| Exercise data |

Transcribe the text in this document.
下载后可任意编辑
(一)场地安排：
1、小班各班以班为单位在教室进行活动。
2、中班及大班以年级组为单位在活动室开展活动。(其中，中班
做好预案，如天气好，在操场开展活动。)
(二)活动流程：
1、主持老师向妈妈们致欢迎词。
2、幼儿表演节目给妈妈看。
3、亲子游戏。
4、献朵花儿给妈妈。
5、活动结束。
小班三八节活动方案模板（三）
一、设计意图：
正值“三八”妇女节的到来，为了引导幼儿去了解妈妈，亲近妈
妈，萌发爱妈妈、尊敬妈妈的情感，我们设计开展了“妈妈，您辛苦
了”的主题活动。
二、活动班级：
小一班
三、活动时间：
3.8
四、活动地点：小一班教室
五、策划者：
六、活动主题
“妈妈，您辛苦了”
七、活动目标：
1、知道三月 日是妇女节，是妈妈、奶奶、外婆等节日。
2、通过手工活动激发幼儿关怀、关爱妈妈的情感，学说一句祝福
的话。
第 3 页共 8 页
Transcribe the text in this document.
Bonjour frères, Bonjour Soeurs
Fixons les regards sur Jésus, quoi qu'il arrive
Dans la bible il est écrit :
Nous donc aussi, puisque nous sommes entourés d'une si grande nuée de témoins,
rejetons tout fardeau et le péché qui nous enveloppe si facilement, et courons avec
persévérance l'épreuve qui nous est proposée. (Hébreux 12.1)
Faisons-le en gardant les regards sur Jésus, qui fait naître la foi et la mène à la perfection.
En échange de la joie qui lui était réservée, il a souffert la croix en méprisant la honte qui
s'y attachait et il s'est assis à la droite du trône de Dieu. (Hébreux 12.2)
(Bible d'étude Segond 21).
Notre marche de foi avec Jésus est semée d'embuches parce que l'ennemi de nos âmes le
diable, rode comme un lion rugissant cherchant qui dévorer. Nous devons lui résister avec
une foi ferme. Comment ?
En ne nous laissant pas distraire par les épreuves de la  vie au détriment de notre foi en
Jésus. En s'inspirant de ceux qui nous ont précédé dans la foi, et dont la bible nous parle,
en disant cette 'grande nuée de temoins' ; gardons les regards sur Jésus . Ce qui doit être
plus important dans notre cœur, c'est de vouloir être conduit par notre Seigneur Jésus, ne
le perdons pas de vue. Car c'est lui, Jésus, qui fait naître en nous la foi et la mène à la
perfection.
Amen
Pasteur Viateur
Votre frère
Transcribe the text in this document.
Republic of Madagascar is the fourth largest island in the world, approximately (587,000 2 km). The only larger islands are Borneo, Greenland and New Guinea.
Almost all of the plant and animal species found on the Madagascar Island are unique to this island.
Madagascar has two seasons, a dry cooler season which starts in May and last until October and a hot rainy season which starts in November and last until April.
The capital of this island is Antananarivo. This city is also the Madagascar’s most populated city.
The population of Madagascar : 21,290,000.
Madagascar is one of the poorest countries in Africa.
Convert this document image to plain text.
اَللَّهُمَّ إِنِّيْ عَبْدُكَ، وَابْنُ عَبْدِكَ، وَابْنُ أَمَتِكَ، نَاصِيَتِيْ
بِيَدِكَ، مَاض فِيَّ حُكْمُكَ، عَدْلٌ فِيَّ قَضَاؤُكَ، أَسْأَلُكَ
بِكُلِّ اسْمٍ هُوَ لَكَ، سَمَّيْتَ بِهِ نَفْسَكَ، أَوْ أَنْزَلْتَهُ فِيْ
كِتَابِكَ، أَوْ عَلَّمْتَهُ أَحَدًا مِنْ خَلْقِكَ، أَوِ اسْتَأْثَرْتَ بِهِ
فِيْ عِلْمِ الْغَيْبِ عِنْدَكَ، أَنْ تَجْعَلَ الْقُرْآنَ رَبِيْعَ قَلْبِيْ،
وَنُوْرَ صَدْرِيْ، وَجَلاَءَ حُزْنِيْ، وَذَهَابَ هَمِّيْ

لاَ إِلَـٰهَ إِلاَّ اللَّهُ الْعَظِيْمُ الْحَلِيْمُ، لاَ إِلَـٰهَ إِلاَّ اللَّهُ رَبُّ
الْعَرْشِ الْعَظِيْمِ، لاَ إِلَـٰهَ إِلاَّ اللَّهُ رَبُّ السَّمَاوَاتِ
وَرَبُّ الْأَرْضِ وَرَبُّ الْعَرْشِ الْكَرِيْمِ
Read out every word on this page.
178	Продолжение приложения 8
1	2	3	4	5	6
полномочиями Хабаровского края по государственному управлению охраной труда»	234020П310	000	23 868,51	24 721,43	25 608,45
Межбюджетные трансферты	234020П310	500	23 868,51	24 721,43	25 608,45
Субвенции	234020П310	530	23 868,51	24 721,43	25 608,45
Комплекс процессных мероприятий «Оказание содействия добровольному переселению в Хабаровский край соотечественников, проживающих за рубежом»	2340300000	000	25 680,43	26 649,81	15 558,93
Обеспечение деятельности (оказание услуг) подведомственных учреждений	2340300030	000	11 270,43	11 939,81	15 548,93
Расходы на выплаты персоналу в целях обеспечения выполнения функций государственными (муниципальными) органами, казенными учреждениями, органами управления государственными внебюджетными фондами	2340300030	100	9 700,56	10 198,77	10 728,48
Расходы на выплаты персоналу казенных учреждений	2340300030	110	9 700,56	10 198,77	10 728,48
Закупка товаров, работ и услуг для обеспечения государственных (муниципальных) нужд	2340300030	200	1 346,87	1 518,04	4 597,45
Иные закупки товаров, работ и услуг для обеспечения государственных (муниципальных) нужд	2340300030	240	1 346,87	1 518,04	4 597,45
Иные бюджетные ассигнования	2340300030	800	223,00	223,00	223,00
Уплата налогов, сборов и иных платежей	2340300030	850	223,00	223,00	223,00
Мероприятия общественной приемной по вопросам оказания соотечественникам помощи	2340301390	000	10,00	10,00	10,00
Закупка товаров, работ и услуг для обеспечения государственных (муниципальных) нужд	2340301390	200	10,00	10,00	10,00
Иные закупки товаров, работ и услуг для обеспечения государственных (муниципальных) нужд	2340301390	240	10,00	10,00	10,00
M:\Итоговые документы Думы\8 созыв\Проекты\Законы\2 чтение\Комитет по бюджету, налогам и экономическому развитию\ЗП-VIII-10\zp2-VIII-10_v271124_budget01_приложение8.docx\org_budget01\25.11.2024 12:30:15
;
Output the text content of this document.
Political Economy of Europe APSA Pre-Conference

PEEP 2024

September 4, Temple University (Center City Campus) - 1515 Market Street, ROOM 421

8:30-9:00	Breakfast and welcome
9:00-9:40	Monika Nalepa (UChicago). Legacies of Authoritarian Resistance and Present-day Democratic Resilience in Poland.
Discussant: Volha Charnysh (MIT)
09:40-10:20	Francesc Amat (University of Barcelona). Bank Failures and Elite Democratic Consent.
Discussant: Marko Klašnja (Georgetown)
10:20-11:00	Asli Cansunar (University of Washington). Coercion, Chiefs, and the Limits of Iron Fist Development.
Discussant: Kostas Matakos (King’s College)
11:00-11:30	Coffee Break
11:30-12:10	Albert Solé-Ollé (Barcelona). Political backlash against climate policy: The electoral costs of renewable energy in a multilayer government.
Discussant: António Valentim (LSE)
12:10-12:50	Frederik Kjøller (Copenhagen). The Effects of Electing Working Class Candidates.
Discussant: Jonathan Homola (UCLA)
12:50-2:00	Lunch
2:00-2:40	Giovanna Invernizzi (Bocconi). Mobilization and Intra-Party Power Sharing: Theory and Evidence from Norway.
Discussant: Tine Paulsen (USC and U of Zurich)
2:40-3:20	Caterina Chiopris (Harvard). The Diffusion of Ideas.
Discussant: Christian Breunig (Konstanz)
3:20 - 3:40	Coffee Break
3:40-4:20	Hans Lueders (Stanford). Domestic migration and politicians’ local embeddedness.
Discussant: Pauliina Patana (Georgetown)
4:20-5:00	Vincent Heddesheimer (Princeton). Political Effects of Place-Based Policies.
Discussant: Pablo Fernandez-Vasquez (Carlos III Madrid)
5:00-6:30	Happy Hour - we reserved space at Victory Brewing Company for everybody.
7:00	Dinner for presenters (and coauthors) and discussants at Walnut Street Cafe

| What needs to be done |
Write out every line from the entries where "государственных" appears.

| Exercise solution |
Закупка товаров, работ и услуг для обеспечения государственных (муниципальных) нужд	2340300030	200	1 346,87	1 518,04	4 597,45
Иные закупки товаров, работ и услуг для обеспечения государственных (муниципальных) нужд	2340300030	240	1 346,87	1 518,04	4 597,45
Закупка товаров, работ и услуг для обеспечения государственных (муниципальных) нужд	2340301390	200	10,00	10,00	10,00
Иные закупки товаров, работ и услуг для обеспечения государственных (муниципальных) нужд	2340301390	240	10,00	10,00	10,00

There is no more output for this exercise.